# Exercise description
Copy every line of the data below word for word, leaving out the pictures.

# Rows
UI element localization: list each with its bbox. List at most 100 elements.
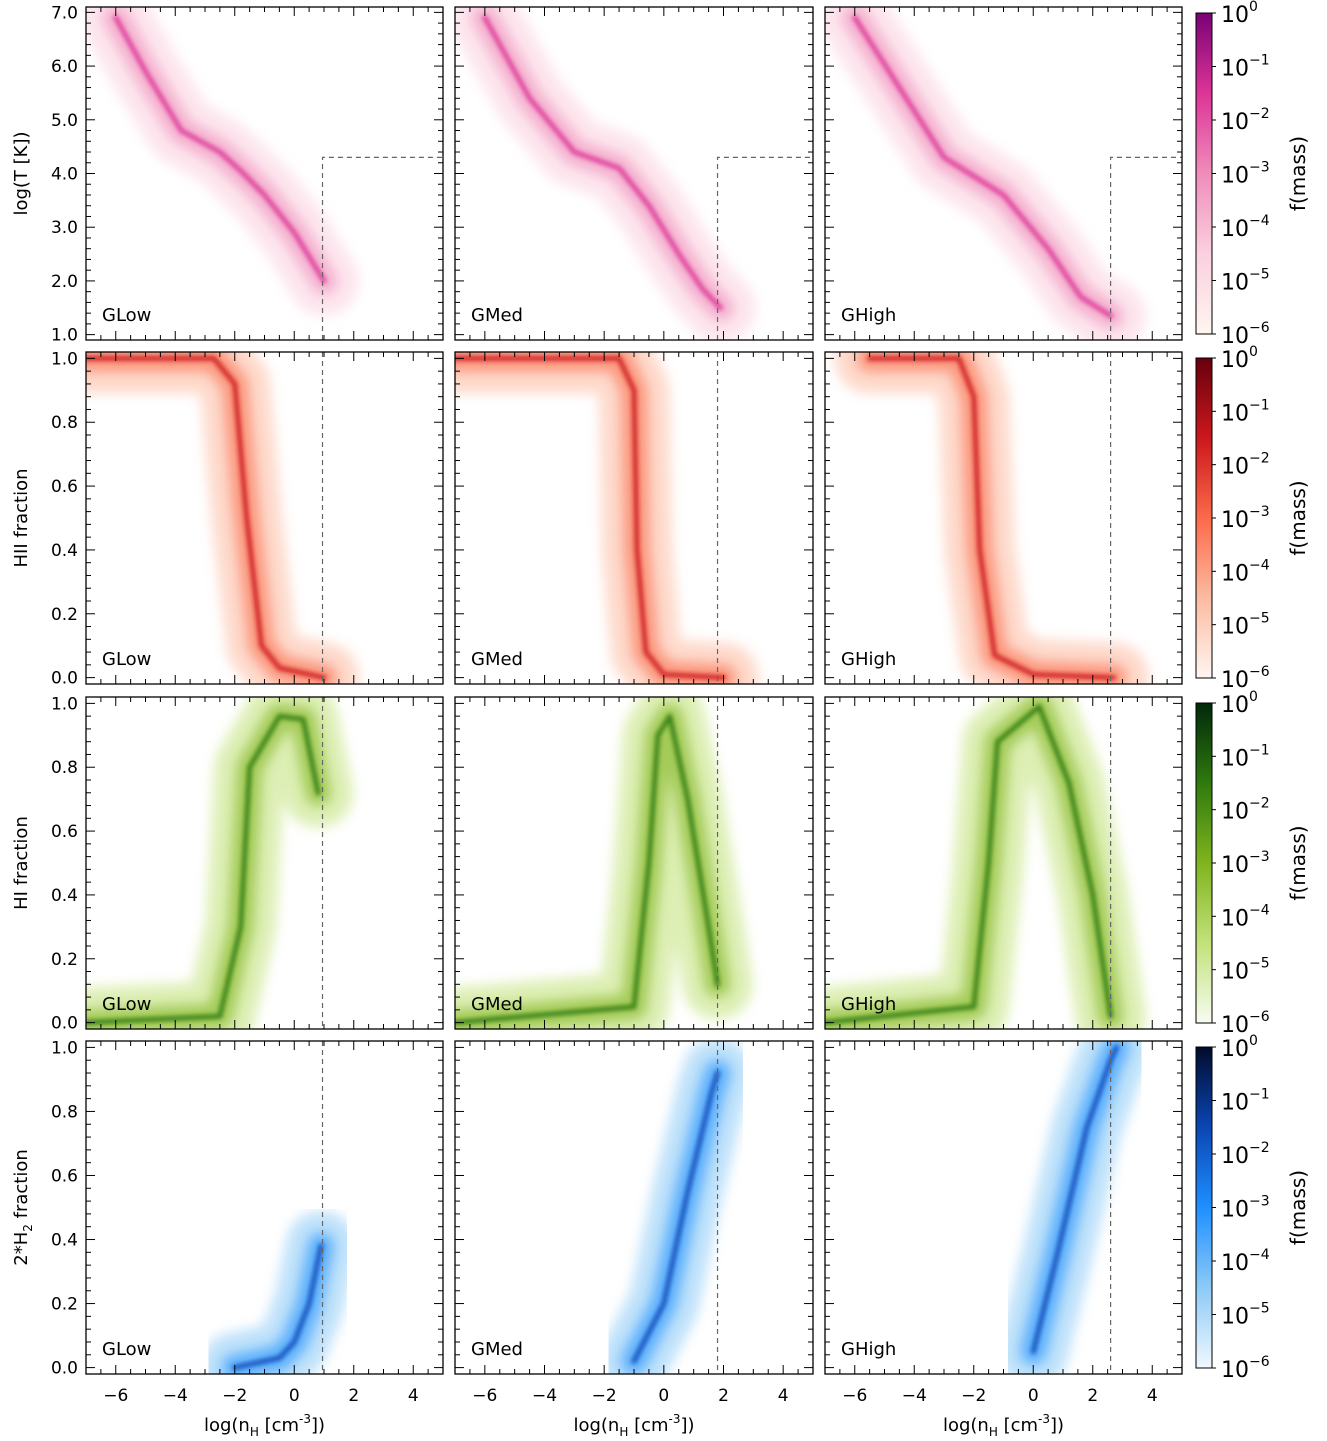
colorbar-tick-label: 10−5 xyxy=(1221,267,1270,296)
threshold-line xyxy=(321,156,443,340)
y-ticks xyxy=(825,702,1182,1024)
colorbar-tick-exp: −5 xyxy=(1249,956,1270,972)
colorbar-tick-exp: −3 xyxy=(1249,1194,1270,1210)
density-ridge xyxy=(482,15,723,311)
y-tick-label: 2.0 xyxy=(51,272,78,292)
colorbar-tick-base: 10 xyxy=(1221,57,1249,82)
panel-label: GLow xyxy=(102,1339,151,1360)
panel-temp-ghigh xyxy=(825,7,1182,340)
panel-temp-gmed xyxy=(455,7,813,340)
colorbar-tick-base: 10 xyxy=(1221,324,1249,349)
y-tick-label: 0.4 xyxy=(51,541,78,561)
y-axis-label: HII fraction xyxy=(11,468,32,567)
x-ticks xyxy=(85,352,444,684)
colorbar-tick-exp: 0 xyxy=(1249,0,1258,15)
colorbar-tick-label: 10−6 xyxy=(1221,664,1270,693)
y-axis-label: log(T [K]) xyxy=(11,131,32,215)
colorbar-tick-base: 10 xyxy=(1221,1013,1249,1038)
colorbar-tick-label: 10−2 xyxy=(1221,1140,1270,1169)
colorbar-tick-base: 10 xyxy=(1221,455,1249,480)
panel-hi-ghigh xyxy=(825,697,1182,1029)
colorbar-tick-label: 10−1 xyxy=(1221,53,1270,82)
x-axis-label-mid: [cm xyxy=(628,1415,668,1436)
y-ticks xyxy=(86,1046,443,1369)
colorbar-tick-exp: −5 xyxy=(1249,611,1270,627)
x-axis-label: log(nH [cm-3]) xyxy=(573,1412,694,1439)
y-ticks xyxy=(455,11,813,336)
x-tick-label: 4 xyxy=(778,1386,789,1406)
colorbar-tick-label: 10−1 xyxy=(1221,1087,1270,1116)
x-axis-label: log(nH [cm-3]) xyxy=(943,1412,1064,1439)
x-ticks xyxy=(824,697,1183,1029)
y-axis-label: 2*H2 fraction xyxy=(11,1149,35,1266)
x-tick-label: 2 xyxy=(348,1386,359,1406)
density-ridge xyxy=(1030,1044,1119,1355)
panel-label: GMed xyxy=(471,994,523,1015)
colorbar-tick-base: 10 xyxy=(1221,800,1249,825)
colorbar-tick-label: 10−4 xyxy=(1221,213,1270,242)
x-axis-label-sub: H xyxy=(250,1425,259,1439)
colorbar-tick-exp: −3 xyxy=(1249,504,1270,520)
colorbar-tick-label: 10−6 xyxy=(1221,320,1270,349)
y-tick-label: 0.8 xyxy=(51,1102,78,1122)
panel-hi-gmed xyxy=(455,697,813,1029)
x-axis-label-sub: H xyxy=(989,1425,998,1439)
y-tick-label: 1.0 xyxy=(51,1038,78,1058)
colorbar-tick-exp: −3 xyxy=(1249,849,1270,865)
y-ticks xyxy=(86,702,443,1024)
y-tick-label: 0.4 xyxy=(51,1231,78,1251)
x-axis-label-main: log(n xyxy=(204,1415,250,1436)
panel-label: GLow xyxy=(102,994,151,1015)
colorbar-tick-base: 10 xyxy=(1221,960,1249,985)
colorbar-label: f(mass) xyxy=(1286,136,1310,211)
y-ticks xyxy=(86,357,443,679)
colorbar-tick-exp: −6 xyxy=(1249,1354,1270,1370)
colorbar-tick-exp: −2 xyxy=(1249,1140,1270,1156)
x-tick-label: −4 xyxy=(163,1386,188,1406)
y-axis-label: HI fraction xyxy=(11,816,32,910)
colorbar-tick-label: 10−6 xyxy=(1221,1009,1270,1038)
panel-hii-ghigh xyxy=(825,352,1182,684)
x-ticks xyxy=(85,1041,444,1374)
colorbar-tick-exp: −6 xyxy=(1249,664,1270,680)
colorbar-tick-label: 100 xyxy=(1221,0,1258,28)
x-axis-label-mid: [cm xyxy=(998,1415,1038,1436)
x-tick-label: −4 xyxy=(902,1386,927,1406)
density-ridge xyxy=(631,1070,720,1364)
threshold-line xyxy=(1110,156,1182,340)
x-axis-label-tail: ]) xyxy=(681,1415,695,1436)
colorbar-tick-base: 10 xyxy=(1221,3,1249,28)
colorbar-h2 xyxy=(1195,1046,1213,1369)
colorbar-tick-base: 10 xyxy=(1221,348,1249,373)
colorbar-tick-exp: −1 xyxy=(1249,397,1270,413)
y-tick-label: 1.0 xyxy=(51,349,78,369)
x-axis-label-mid: [cm xyxy=(259,1415,299,1436)
colorbar-tick-label: 10−1 xyxy=(1221,397,1270,426)
y-tick-label: 1.0 xyxy=(51,694,78,714)
colorbar-hii xyxy=(1195,357,1213,679)
panel-h2-gmed xyxy=(455,1041,813,1374)
y-tick-label: 0.2 xyxy=(51,1295,78,1315)
density-ridge xyxy=(825,704,1114,1026)
x-ticks xyxy=(454,1041,814,1374)
y-tick-label: 0.4 xyxy=(51,886,78,906)
x-tick-label: 4 xyxy=(1147,1386,1158,1406)
colorbar-tick-base: 10 xyxy=(1221,1305,1249,1330)
x-ticks xyxy=(454,352,814,684)
x-ticks xyxy=(454,7,814,340)
colorbar-tick-label: 10−4 xyxy=(1221,1247,1270,1276)
threshold-line xyxy=(716,156,813,340)
colorbar-tick-base: 10 xyxy=(1221,1358,1249,1383)
colorbar-tick-label: 10−3 xyxy=(1221,849,1270,878)
colorbar-tick-exp: −1 xyxy=(1249,742,1270,758)
y-axis-label-tail: fraction xyxy=(11,1149,32,1224)
density-ridge xyxy=(455,713,720,1026)
x-tick-label: −6 xyxy=(472,1386,497,1406)
colorbar-tick-label: 10−1 xyxy=(1221,742,1270,771)
x-tick-label: −2 xyxy=(961,1386,986,1406)
density-ridge xyxy=(852,15,1114,319)
colorbar-tick-base: 10 xyxy=(1221,746,1249,771)
x-axis-label-tail: ]) xyxy=(1050,1415,1064,1436)
y-ticks xyxy=(825,357,1182,679)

# Exercise response
UI element localization: list each with its bbox. List at most 100 elements.
colorbar-tick-label: 10−5 xyxy=(1221,267,1270,296)
threshold-line xyxy=(321,156,443,340)
y-ticks xyxy=(825,702,1182,1024)
colorbar-tick-exp: −5 xyxy=(1249,956,1270,972)
colorbar-tick-exp: −3 xyxy=(1249,1194,1270,1210)
density-ridge xyxy=(482,15,723,311)
y-tick-label: 2.0 xyxy=(51,272,78,292)
colorbar-tick-base: 10 xyxy=(1221,57,1249,82)
panel-label: GLow xyxy=(102,1339,151,1360)
panel-temp-ghigh xyxy=(825,7,1182,340)
panel-temp-gmed xyxy=(455,7,813,340)
colorbar-tick-base: 10 xyxy=(1221,324,1249,349)
y-tick-label: 0.4 xyxy=(51,541,78,561)
y-axis-label: HII fraction xyxy=(11,468,32,567)
x-ticks xyxy=(85,352,444,684)
colorbar-tick-exp: 0 xyxy=(1249,0,1258,15)
colorbar-tick-label: 10−6 xyxy=(1221,664,1270,693)
y-axis-label: log(T [K]) xyxy=(11,131,32,215)
colorbar-tick-base: 10 xyxy=(1221,1013,1249,1038)
colorbar-tick-label: 10−2 xyxy=(1221,1140,1270,1169)
colorbar-tick-base: 10 xyxy=(1221,455,1249,480)
panel-hi-ghigh xyxy=(825,697,1182,1029)
colorbar-tick-label: 10−1 xyxy=(1221,53,1270,82)
x-axis-label-mid: [cm xyxy=(628,1415,668,1436)
y-ticks xyxy=(86,1046,443,1369)
colorbar-tick-exp: −5 xyxy=(1249,611,1270,627)
x-axis-label: log(nH [cm-3]) xyxy=(573,1412,694,1439)
y-ticks xyxy=(455,11,813,336)
x-tick-label: 4 xyxy=(778,1386,789,1406)
colorbar-tick-label: 10−1 xyxy=(1221,1087,1270,1116)
x-axis-label: log(nH [cm-3]) xyxy=(943,1412,1064,1439)
x-ticks xyxy=(824,697,1183,1029)
y-axis-label: 2*H2 fraction xyxy=(11,1149,35,1266)
x-tick-label: 2 xyxy=(348,1386,359,1406)
density-ridge xyxy=(1030,1044,1119,1355)
panel-label: GMed xyxy=(471,994,523,1015)
colorbar-tick-base: 10 xyxy=(1221,800,1249,825)
colorbar-tick-label: 10−4 xyxy=(1221,213,1270,242)
x-axis-label-sub: H xyxy=(250,1425,259,1439)
colorbar-tick-exp: −3 xyxy=(1249,504,1270,520)
colorbar-tick-label: 10−6 xyxy=(1221,320,1270,349)
y-tick-label: 0.8 xyxy=(51,1102,78,1122)
panel-hi-gmed xyxy=(455,697,813,1029)
x-axis-label-sub: H xyxy=(989,1425,998,1439)
y-tick-label: 1.0 xyxy=(51,1038,78,1058)
colorbar-tick-exp: −3 xyxy=(1249,849,1270,865)
y-ticks xyxy=(86,702,443,1024)
y-tick-label: 0.4 xyxy=(51,1231,78,1251)
x-axis-label-main: log(n xyxy=(204,1415,250,1436)
panel-label: GLow xyxy=(102,994,151,1015)
colorbar-tick-base: 10 xyxy=(1221,960,1249,985)
colorbar-label: f(mass) xyxy=(1286,136,1310,211)
y-ticks xyxy=(86,357,443,679)
colorbar-tick-exp: −6 xyxy=(1249,1354,1270,1370)
colorbar-tick-exp: −2 xyxy=(1249,1140,1270,1156)
x-tick-label: −4 xyxy=(163,1386,188,1406)
y-axis-label: HI fraction xyxy=(11,816,32,910)
colorbar-tick-label: 10−6 xyxy=(1221,1009,1270,1038)
panel-hii-ghigh xyxy=(825,352,1182,684)
x-ticks xyxy=(85,1041,444,1374)
colorbar-tick-exp: −6 xyxy=(1249,664,1270,680)
colorbar-tick-label: 100 xyxy=(1221,0,1258,28)
x-axis-label-mid: [cm xyxy=(998,1415,1038,1436)
x-tick-label: −4 xyxy=(902,1386,927,1406)
density-ridge xyxy=(631,1070,720,1364)
threshold-line xyxy=(1110,156,1182,340)
x-axis-label-tail: ]) xyxy=(681,1415,695,1436)
colorbar-tick-base: 10 xyxy=(1221,3,1249,28)
colorbar-h2 xyxy=(1195,1046,1213,1369)
colorbar-tick-base: 10 xyxy=(1221,348,1249,373)
colorbar-tick-exp: −1 xyxy=(1249,397,1270,413)
y-tick-label: 1.0 xyxy=(51,349,78,369)
x-axis-label-mid: [cm xyxy=(259,1415,299,1436)
colorbar-tick-label: 10−1 xyxy=(1221,397,1270,426)
y-tick-label: 1.0 xyxy=(51,694,78,714)
colorbar-hii xyxy=(1195,357,1213,679)
panel-h2-gmed xyxy=(455,1041,813,1374)
y-tick-label: 0.2 xyxy=(51,1295,78,1315)
density-ridge xyxy=(825,704,1114,1026)
x-ticks xyxy=(454,1041,814,1374)
y-tick-label: 0.4 xyxy=(51,886,78,906)
x-tick-label: 4 xyxy=(1147,1386,1158,1406)
colorbar-tick-base: 10 xyxy=(1221,1305,1249,1330)
x-ticks xyxy=(454,352,814,684)
x-ticks xyxy=(454,7,814,340)
colorbar-tick-label: 10−4 xyxy=(1221,1247,1270,1276)
threshold-line xyxy=(716,156,813,340)
colorbar-tick-base: 10 xyxy=(1221,1358,1249,1383)
colorbar-tick-label: 10−3 xyxy=(1221,849,1270,878)
colorbar-tick-exp: −1 xyxy=(1249,742,1270,758)
y-axis-label-tail: fraction xyxy=(11,1149,32,1224)
density-ridge xyxy=(455,713,720,1026)
x-tick-label: −6 xyxy=(472,1386,497,1406)
colorbar-tick-label: 10−1 xyxy=(1221,742,1270,771)
x-tick-label: −2 xyxy=(961,1386,986,1406)
density-ridge xyxy=(852,15,1114,319)
colorbar-tick-base: 10 xyxy=(1221,746,1249,771)
x-axis-label-tail: ]) xyxy=(1050,1415,1064,1436)
y-ticks xyxy=(825,357,1182,679)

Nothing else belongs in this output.